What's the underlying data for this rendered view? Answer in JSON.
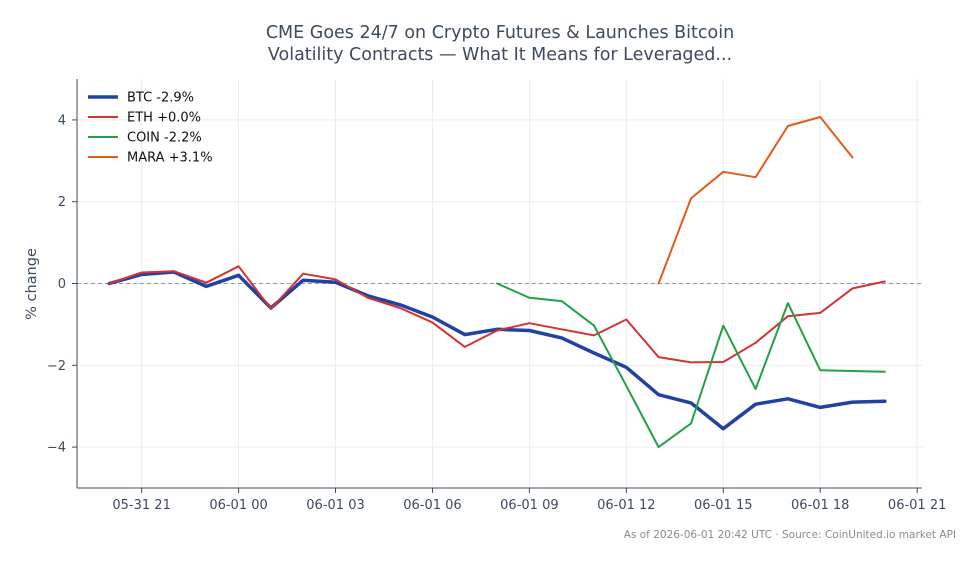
{
  "chart_data": {
    "type": "line",
    "title_lines": [
      "CME Goes 24/7 on Crypto Futures & Launches Bitcoin",
      "Volatility Contracts — What It Means for Leveraged..."
    ],
    "ylabel": "% change",
    "xlabel": "",
    "x_ticks": [
      "05-31 21",
      "06-01 00",
      "06-01 03",
      "06-01 06",
      "06-01 09",
      "06-01 12",
      "06-01 15",
      "06-01 18",
      "06-01 21"
    ],
    "x_ticks_hours": [
      21,
      24,
      27,
      30,
      33,
      36,
      39,
      42,
      45
    ],
    "xlim_hours": [
      19.0,
      45.15
    ],
    "ylim": [
      -5,
      5
    ],
    "y_ticks": [
      -4,
      -2,
      0,
      2,
      4
    ],
    "y_tick_labels": [
      "−4",
      "−2",
      "0",
      "2",
      "4"
    ],
    "x_unit": "hours after 2026-05-31 00:00",
    "zero_line": true,
    "grid": true,
    "legend_position": "top-left",
    "series": [
      {
        "name": "BTC -2.9%",
        "color": "#2241a3",
        "width": 3.5,
        "points": [
          [
            20,
            0
          ],
          [
            21,
            0.22
          ],
          [
            22,
            0.28
          ],
          [
            23,
            -0.07
          ],
          [
            24,
            0.2
          ],
          [
            25,
            -0.6
          ],
          [
            26,
            0.08
          ],
          [
            27,
            0.03
          ],
          [
            28,
            -0.3
          ],
          [
            29,
            -0.52
          ],
          [
            30,
            -0.82
          ],
          [
            31,
            -1.25
          ],
          [
            32,
            -1.12
          ],
          [
            33,
            -1.15
          ],
          [
            34,
            -1.33
          ],
          [
            35,
            -1.7
          ],
          [
            36,
            -2.05
          ],
          [
            37,
            -2.72
          ],
          [
            38,
            -2.92
          ],
          [
            39,
            -3.55
          ],
          [
            40,
            -2.95
          ],
          [
            41,
            -2.82
          ],
          [
            42,
            -3.03
          ],
          [
            43,
            -2.9
          ],
          [
            44,
            -2.88
          ]
        ]
      },
      {
        "name": "ETH +0.0%",
        "color": "#d23333",
        "width": 2,
        "points": [
          [
            20,
            0
          ],
          [
            21,
            0.27
          ],
          [
            22,
            0.3
          ],
          [
            23,
            0.02
          ],
          [
            24,
            0.42
          ],
          [
            25,
            -0.62
          ],
          [
            26,
            0.24
          ],
          [
            27,
            0.1
          ],
          [
            28,
            -0.35
          ],
          [
            29,
            -0.6
          ],
          [
            30,
            -0.95
          ],
          [
            31,
            -1.55
          ],
          [
            32,
            -1.15
          ],
          [
            33,
            -0.97
          ],
          [
            34,
            -1.12
          ],
          [
            35,
            -1.27
          ],
          [
            36,
            -0.88
          ],
          [
            37,
            -1.8
          ],
          [
            38,
            -1.93
          ],
          [
            39,
            -1.92
          ],
          [
            40,
            -1.45
          ],
          [
            41,
            -0.8
          ],
          [
            42,
            -0.72
          ],
          [
            43,
            -0.12
          ],
          [
            44,
            0.05
          ]
        ]
      },
      {
        "name": "COIN -2.2%",
        "color": "#23a04a",
        "width": 2,
        "points": [
          [
            32,
            0
          ],
          [
            33,
            -0.35
          ],
          [
            34,
            -0.43
          ],
          [
            35,
            -1.03
          ],
          [
            36,
            -2.5
          ],
          [
            37,
            -4.0
          ],
          [
            38,
            -3.42
          ],
          [
            39,
            -1.03
          ],
          [
            40,
            -2.58
          ],
          [
            41,
            -0.48
          ],
          [
            42,
            -2.12
          ],
          [
            44,
            -2.16
          ]
        ]
      },
      {
        "name": "MARA +3.1%",
        "color": "#e05e1a",
        "width": 2,
        "points": [
          [
            37,
            0
          ],
          [
            38,
            2.08
          ],
          [
            39,
            2.73
          ],
          [
            40,
            2.6
          ],
          [
            41,
            3.85
          ],
          [
            42,
            4.07
          ],
          [
            43,
            3.08
          ]
        ]
      }
    ]
  },
  "footnote": "As of 2026-06-01 20:42 UTC · Source: CoinUnited.io market API"
}
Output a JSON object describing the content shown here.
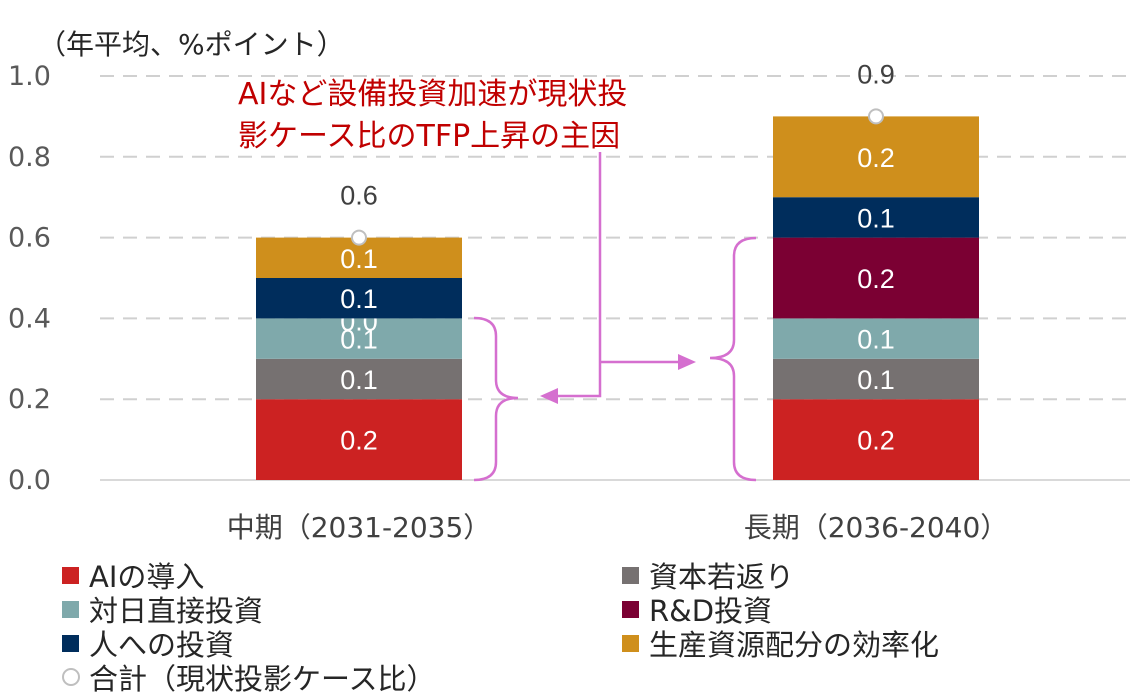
{
  "colors": {
    "ai": "#cc2222",
    "capital": "#767171",
    "fdi": "#7fa9ab",
    "rd": "#7b0033",
    "human": "#002d5c",
    "alloc": "#cf8f1c",
    "bracket": "#d56fcf",
    "annotation": "#c00000"
  },
  "chart_data": {
    "type": "bar",
    "stacked": true,
    "unit_label": "（年平均、%ポイント）",
    "categories": [
      "中期（2031-2035）",
      "長期（2036-2040）"
    ],
    "ylim": [
      0,
      1.0
    ],
    "yticks": [
      "0.0",
      "0.2",
      "0.4",
      "0.6",
      "0.8",
      "1.0"
    ],
    "grid": true,
    "legend_position": "bottom",
    "series": [
      {
        "name": "AIの導入",
        "values": [
          0.2,
          0.2
        ],
        "labels": [
          "0.2",
          "0.2"
        ],
        "color": "#cc2222"
      },
      {
        "name": "資本若返り",
        "values": [
          0.1,
          0.1
        ],
        "labels": [
          "0.1",
          "0.1"
        ],
        "color": "#767171"
      },
      {
        "name": "対日直接投資",
        "values": [
          0.1,
          0.1
        ],
        "labels": [
          "0.1",
          "0.1"
        ],
        "color": "#7fa9ab"
      },
      {
        "name": "R&D投資",
        "values": [
          0.0,
          0.2
        ],
        "labels": [
          "0.0",
          "0.2"
        ],
        "color": "#7b0033"
      },
      {
        "name": "人への投資",
        "values": [
          0.1,
          0.1
        ],
        "labels": [
          "0.1",
          "0.1"
        ],
        "color": "#002d5c"
      },
      {
        "name": "生産資源配分の効率化",
        "values": [
          0.1,
          0.2
        ],
        "labels": [
          "0.1",
          "0.2"
        ],
        "color": "#cf8f1c"
      }
    ],
    "totals": {
      "name": "合計（現状投影ケース比）",
      "values": [
        0.6,
        0.9
      ],
      "labels": [
        "0.6",
        "0.9"
      ]
    },
    "annotation": [
      "AIなど設備投資加速が現状投",
      "影ケース比のTFP上昇の主因"
    ]
  },
  "legend": [
    {
      "label": "AIの導入",
      "color": "#cc2222"
    },
    {
      "label": "資本若返り",
      "color": "#767171"
    },
    {
      "label": "対日直接投資",
      "color": "#7fa9ab"
    },
    {
      "label": "R&D投資",
      "color": "#7b0033"
    },
    {
      "label": "人への投資",
      "color": "#002d5c"
    },
    {
      "label": "生産資源配分の効率化",
      "color": "#cf8f1c"
    },
    {
      "label": "合計（現状投影ケース比）",
      "color": "circle"
    }
  ]
}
......
■ AIM: Return only those lines of the records that contain the string "name".

■ EXERCISE RESULT:
        "name": "BTC -2.9%",
        "name": "ETH +0.0%",
        "name": "COIN -2.2%",
        "name": "MARA +3.1%",
        "name": "AIの導入",
        "name": "資本若返り",
        "name": "対日直接投資",
        "name": "R&D投資",
        "name": "人への投資",
        "name": "生産資源配分の効率化",
      "name": "合計（現状投影ケース比）",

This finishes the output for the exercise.